*Exercise objective*: Look over the lines below. Report each one that includes the string "unallocated".
>> begin The records
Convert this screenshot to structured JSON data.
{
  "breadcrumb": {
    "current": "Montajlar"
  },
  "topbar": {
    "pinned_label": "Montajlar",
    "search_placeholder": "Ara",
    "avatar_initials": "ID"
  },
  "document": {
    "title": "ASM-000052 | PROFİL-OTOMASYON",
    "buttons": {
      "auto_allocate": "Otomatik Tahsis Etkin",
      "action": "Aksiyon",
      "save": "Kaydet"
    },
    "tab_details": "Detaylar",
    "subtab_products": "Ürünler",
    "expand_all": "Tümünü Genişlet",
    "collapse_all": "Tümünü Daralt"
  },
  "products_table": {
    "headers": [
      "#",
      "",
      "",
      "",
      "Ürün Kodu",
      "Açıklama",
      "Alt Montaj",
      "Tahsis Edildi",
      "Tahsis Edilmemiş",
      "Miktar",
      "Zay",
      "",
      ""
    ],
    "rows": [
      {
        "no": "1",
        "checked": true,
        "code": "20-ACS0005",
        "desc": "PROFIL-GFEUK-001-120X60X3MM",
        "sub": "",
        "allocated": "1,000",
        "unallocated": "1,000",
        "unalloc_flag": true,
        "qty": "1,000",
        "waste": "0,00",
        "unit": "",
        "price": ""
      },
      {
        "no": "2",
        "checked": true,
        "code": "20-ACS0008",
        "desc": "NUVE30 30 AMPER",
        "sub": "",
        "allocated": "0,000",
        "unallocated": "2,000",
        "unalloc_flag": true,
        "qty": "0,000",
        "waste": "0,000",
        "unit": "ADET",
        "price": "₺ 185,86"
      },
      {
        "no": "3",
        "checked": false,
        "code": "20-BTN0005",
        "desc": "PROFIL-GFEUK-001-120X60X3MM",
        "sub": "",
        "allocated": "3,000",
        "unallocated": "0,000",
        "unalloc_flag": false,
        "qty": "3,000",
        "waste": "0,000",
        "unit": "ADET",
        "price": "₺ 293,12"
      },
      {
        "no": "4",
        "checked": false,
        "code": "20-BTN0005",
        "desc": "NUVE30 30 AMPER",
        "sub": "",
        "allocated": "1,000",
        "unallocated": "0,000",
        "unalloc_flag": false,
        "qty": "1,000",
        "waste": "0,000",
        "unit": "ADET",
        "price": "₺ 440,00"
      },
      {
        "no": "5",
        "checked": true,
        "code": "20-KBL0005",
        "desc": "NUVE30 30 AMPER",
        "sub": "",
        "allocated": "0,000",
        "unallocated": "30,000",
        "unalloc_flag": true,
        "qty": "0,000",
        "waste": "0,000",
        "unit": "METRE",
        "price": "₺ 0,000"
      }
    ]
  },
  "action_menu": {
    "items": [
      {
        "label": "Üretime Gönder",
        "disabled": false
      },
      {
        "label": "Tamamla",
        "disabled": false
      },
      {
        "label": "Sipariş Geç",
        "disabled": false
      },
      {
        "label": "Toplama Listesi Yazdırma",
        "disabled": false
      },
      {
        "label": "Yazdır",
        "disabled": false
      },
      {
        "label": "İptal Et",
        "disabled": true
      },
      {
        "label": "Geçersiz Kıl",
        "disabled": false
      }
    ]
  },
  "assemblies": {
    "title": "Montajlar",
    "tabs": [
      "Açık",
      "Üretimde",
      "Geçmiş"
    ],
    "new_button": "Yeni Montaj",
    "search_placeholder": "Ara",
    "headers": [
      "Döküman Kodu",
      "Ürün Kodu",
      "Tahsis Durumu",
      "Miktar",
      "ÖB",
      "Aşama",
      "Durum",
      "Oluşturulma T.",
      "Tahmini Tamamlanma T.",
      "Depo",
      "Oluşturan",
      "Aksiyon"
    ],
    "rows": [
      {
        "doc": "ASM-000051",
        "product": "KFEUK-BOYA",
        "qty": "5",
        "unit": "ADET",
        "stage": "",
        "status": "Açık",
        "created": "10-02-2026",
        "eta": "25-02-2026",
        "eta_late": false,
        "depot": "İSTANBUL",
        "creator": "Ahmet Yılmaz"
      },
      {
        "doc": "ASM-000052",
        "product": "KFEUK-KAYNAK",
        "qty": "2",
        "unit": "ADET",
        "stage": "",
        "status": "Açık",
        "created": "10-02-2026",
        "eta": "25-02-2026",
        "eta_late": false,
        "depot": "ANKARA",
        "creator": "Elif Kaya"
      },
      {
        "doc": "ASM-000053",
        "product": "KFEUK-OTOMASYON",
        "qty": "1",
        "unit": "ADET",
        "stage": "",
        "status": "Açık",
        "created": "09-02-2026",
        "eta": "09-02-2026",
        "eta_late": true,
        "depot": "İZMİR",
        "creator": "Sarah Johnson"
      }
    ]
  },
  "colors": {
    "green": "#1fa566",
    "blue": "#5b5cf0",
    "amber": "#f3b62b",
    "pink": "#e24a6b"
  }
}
>> end The records
*Response to this task*:
        "unallocated": "1,000",
        "unallocated": "2,000",
        "unallocated": "0,000",
        "unallocated": "0,000",
        "unallocated": "30,000",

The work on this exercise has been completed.